_The task_
Copy out all of the data below with no alterations.
*-*-*
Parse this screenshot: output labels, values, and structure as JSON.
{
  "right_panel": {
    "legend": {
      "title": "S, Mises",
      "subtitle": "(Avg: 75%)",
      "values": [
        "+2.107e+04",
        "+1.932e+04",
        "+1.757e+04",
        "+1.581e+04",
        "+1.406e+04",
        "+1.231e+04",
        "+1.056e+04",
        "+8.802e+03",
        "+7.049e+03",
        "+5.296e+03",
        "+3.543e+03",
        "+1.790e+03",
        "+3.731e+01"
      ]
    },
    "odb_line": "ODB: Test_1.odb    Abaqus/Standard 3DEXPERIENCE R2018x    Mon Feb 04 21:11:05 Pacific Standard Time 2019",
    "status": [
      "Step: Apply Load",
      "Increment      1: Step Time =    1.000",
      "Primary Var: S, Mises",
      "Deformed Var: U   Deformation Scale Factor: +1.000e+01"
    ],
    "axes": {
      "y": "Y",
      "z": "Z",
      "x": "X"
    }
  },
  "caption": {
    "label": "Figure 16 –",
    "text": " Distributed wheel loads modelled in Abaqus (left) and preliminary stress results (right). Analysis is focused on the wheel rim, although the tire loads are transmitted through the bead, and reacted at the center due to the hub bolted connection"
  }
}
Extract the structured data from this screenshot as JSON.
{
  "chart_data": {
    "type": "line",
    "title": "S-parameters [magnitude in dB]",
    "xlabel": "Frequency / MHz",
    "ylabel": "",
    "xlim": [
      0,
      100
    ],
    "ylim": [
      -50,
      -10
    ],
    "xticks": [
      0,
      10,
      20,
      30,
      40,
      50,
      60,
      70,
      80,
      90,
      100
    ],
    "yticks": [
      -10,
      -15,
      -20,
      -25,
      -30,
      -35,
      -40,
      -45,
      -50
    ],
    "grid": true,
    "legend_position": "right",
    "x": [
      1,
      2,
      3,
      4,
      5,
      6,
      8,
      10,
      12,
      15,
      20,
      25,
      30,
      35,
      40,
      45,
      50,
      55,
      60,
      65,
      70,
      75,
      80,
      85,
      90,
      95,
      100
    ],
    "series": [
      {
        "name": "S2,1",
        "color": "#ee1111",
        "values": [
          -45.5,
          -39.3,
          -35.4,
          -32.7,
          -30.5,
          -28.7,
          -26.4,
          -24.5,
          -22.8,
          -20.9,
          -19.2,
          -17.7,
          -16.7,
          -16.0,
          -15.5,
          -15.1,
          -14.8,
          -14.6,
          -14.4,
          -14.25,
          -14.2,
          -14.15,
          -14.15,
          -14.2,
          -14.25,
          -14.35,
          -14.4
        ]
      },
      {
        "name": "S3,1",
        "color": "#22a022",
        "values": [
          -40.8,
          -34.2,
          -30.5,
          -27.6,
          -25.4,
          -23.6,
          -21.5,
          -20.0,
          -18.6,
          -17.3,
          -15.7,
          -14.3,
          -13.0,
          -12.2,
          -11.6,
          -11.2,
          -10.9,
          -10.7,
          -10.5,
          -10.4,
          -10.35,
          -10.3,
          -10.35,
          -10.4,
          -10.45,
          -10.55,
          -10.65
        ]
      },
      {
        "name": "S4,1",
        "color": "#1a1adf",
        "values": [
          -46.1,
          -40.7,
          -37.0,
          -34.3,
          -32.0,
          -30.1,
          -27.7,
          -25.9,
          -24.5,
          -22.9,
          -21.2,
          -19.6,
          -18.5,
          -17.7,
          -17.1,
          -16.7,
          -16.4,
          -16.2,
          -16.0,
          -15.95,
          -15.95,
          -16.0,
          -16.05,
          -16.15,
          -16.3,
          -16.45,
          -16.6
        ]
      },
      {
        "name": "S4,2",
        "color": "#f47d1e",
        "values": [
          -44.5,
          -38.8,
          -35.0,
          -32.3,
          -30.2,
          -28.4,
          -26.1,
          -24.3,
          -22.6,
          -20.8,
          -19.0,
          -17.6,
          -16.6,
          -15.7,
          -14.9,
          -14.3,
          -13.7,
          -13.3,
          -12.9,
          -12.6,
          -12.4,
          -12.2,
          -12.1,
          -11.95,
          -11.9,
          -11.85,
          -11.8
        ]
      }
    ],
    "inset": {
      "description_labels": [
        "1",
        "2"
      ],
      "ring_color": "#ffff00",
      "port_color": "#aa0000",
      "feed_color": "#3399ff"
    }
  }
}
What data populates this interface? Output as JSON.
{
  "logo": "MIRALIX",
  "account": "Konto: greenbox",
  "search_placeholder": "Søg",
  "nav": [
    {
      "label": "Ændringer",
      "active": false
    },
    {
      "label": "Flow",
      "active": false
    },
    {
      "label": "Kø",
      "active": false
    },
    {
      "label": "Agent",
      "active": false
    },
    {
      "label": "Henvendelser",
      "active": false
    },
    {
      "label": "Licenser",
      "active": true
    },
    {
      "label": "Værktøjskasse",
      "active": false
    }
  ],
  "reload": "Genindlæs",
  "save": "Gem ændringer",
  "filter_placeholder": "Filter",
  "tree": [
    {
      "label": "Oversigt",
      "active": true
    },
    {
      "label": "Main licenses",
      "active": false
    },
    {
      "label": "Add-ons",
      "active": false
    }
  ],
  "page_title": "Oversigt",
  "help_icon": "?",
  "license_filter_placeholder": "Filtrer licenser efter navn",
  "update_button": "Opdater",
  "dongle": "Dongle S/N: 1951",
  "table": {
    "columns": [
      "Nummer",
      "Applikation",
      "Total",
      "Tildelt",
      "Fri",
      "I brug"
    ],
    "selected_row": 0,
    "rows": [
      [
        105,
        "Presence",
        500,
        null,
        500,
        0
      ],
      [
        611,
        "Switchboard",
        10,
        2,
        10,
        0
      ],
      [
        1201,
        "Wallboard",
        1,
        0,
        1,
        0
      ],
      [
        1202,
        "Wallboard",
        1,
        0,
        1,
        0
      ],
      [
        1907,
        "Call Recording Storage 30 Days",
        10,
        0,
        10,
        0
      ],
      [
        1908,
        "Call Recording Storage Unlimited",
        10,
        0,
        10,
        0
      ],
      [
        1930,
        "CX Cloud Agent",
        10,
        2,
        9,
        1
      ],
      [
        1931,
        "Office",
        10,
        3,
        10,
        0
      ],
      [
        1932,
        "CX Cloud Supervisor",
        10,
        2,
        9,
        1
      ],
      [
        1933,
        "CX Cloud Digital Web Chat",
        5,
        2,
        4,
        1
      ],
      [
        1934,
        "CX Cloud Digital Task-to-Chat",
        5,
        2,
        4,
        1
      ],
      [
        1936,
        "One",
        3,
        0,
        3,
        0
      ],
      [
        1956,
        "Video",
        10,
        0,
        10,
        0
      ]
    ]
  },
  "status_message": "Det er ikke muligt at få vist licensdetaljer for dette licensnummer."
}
*-*-*
_The output_
Parse this screenshot: output labels, values, and structure as JSON.
{
  "right_panel": {
    "legend": {
      "title": "S, Mises",
      "subtitle": "(Avg: 75%)",
      "values": [
        "+2.107e+04",
        "+1.932e+04",
        "+1.757e+04",
        "+1.581e+04",
        "+1.406e+04",
        "+1.231e+04",
        "+1.056e+04",
        "+8.802e+03",
        "+7.049e+03",
        "+5.296e+03",
        "+3.543e+03",
        "+1.790e+03",
        "+3.731e+01"
      ]
    },
    "odb_line": "ODB: Test_1.odb    Abaqus/Standard 3DEXPERIENCE R2018x    Mon Feb 04 21:11:05 Pacific Standard Time 2019",
    "status": [
      "Step: Apply Load",
      "Increment      1: Step Time =    1.000",
      "Primary Var: S, Mises",
      "Deformed Var: U   Deformation Scale Factor: +1.000e+01"
    ],
    "axes": {
      "y": "Y",
      "z": "Z",
      "x": "X"
    }
  },
  "caption": {
    "label": "Figure 16 –",
    "text": " Distributed wheel loads modelled in Abaqus (left) and preliminary stress results (right). Analysis is focused on the wheel rim, although the tire loads are transmitted through the bead, and reacted at the center due to the hub bolted connection"
  }
}
Extract the structured data from this screenshot as JSON.
{
  "chart_data": {
    "type": "line",
    "title": "S-parameters [magnitude in dB]",
    "xlabel": "Frequency / MHz",
    "ylabel": "",
    "xlim": [
      0,
      100
    ],
    "ylim": [
      -50,
      -10
    ],
    "xticks": [
      0,
      10,
      20,
      30,
      40,
      50,
      60,
      70,
      80,
      90,
      100
    ],
    "yticks": [
      -10,
      -15,
      -20,
      -25,
      -30,
      -35,
      -40,
      -45,
      -50
    ],
    "grid": true,
    "legend_position": "right",
    "x": [
      1,
      2,
      3,
      4,
      5,
      6,
      8,
      10,
      12,
      15,
      20,
      25,
      30,
      35,
      40,
      45,
      50,
      55,
      60,
      65,
      70,
      75,
      80,
      85,
      90,
      95,
      100
    ],
    "series": [
      {
        "name": "S2,1",
        "color": "#ee1111",
        "values": [
          -45.5,
          -39.3,
          -35.4,
          -32.7,
          -30.5,
          -28.7,
          -26.4,
          -24.5,
          -22.8,
          -20.9,
          -19.2,
          -17.7,
          -16.7,
          -16.0,
          -15.5,
          -15.1,
          -14.8,
          -14.6,
          -14.4,
          -14.25,
          -14.2,
          -14.15,
          -14.15,
          -14.2,
          -14.25,
          -14.35,
          -14.4
        ]
      },
      {
        "name": "S3,1",
        "color": "#22a022",
        "values": [
          -40.8,
          -34.2,
          -30.5,
          -27.6,
          -25.4,
          -23.6,
          -21.5,
          -20.0,
          -18.6,
          -17.3,
          -15.7,
          -14.3,
          -13.0,
          -12.2,
          -11.6,
          -11.2,
          -10.9,
          -10.7,
          -10.5,
          -10.4,
          -10.35,
          -10.3,
          -10.35,
          -10.4,
          -10.45,
          -10.55,
          -10.65
        ]
      },
      {
        "name": "S4,1",
        "color": "#1a1adf",
        "values": [
          -46.1,
          -40.7,
          -37.0,
          -34.3,
          -32.0,
          -30.1,
          -27.7,
          -25.9,
          -24.5,
          -22.9,
          -21.2,
          -19.6,
          -18.5,
          -17.7,
          -17.1,
          -16.7,
          -16.4,
          -16.2,
          -16.0,
          -15.95,
          -15.95,
          -16.0,
          -16.05,
          -16.15,
          -16.3,
          -16.45,
          -16.6
        ]
      },
      {
        "name": "S4,2",
        "color": "#f47d1e",
        "values": [
          -44.5,
          -38.8,
          -35.0,
          -32.3,
          -30.2,
          -28.4,
          -26.1,
          -24.3,
          -22.6,
          -20.8,
          -19.0,
          -17.6,
          -16.6,
          -15.7,
          -14.9,
          -14.3,
          -13.7,
          -13.3,
          -12.9,
          -12.6,
          -12.4,
          -12.2,
          -12.1,
          -11.95,
          -11.9,
          -11.85,
          -11.8
        ]
      }
    ],
    "inset": {
      "description_labels": [
        "1",
        "2"
      ],
      "ring_color": "#ffff00",
      "port_color": "#aa0000",
      "feed_color": "#3399ff"
    }
  }
}
What data populates this interface? Output as JSON.
{
  "logo": "MIRALIX",
  "account": "Konto: greenbox",
  "search_placeholder": "Søg",
  "nav": [
    {
      "label": "Ændringer",
      "active": false
    },
    {
      "label": "Flow",
      "active": false
    },
    {
      "label": "Kø",
      "active": false
    },
    {
      "label": "Agent",
      "active": false
    },
    {
      "label": "Henvendelser",
      "active": false
    },
    {
      "label": "Licenser",
      "active": true
    },
    {
      "label": "Værktøjskasse",
      "active": false
    }
  ],
  "reload": "Genindlæs",
  "save": "Gem ændringer",
  "filter_placeholder": "Filter",
  "tree": [
    {
      "label": "Oversigt",
      "active": true
    },
    {
      "label": "Main licenses",
      "active": false
    },
    {
      "label": "Add-ons",
      "active": false
    }
  ],
  "page_title": "Oversigt",
  "help_icon": "?",
  "license_filter_placeholder": "Filtrer licenser efter navn",
  "update_button": "Opdater",
  "dongle": "Dongle S/N: 1951",
  "table": {
    "columns": [
      "Nummer",
      "Applikation",
      "Total",
      "Tildelt",
      "Fri",
      "I brug"
    ],
    "selected_row": 0,
    "rows": [
      [
        105,
        "Presence",
        500,
        null,
        500,
        0
      ],
      [
        611,
        "Switchboard",
        10,
        2,
        10,
        0
      ],
      [
        1201,
        "Wallboard",
        1,
        0,
        1,
        0
      ],
      [
        1202,
        "Wallboard",
        1,
        0,
        1,
        0
      ],
      [
        1907,
        "Call Recording Storage 30 Days",
        10,
        0,
        10,
        0
      ],
      [
        1908,
        "Call Recording Storage Unlimited",
        10,
        0,
        10,
        0
      ],
      [
        1930,
        "CX Cloud Agent",
        10,
        2,
        9,
        1
      ],
      [
        1931,
        "Office",
        10,
        3,
        10,
        0
      ],
      [
        1932,
        "CX Cloud Supervisor",
        10,
        2,
        9,
        1
      ],
      [
        1933,
        "CX Cloud Digital Web Chat",
        5,
        2,
        4,
        1
      ],
      [
        1934,
        "CX Cloud Digital Task-to-Chat",
        5,
        2,
        4,
        1
      ],
      [
        1936,
        "One",
        3,
        0,
        3,
        0
      ],
      [
        1956,
        "Video",
        10,
        0,
        10,
        0
      ]
    ]
  },
  "status_message": "Det er ikke muligt at få vist licensdetaljer for dette licensnummer."
}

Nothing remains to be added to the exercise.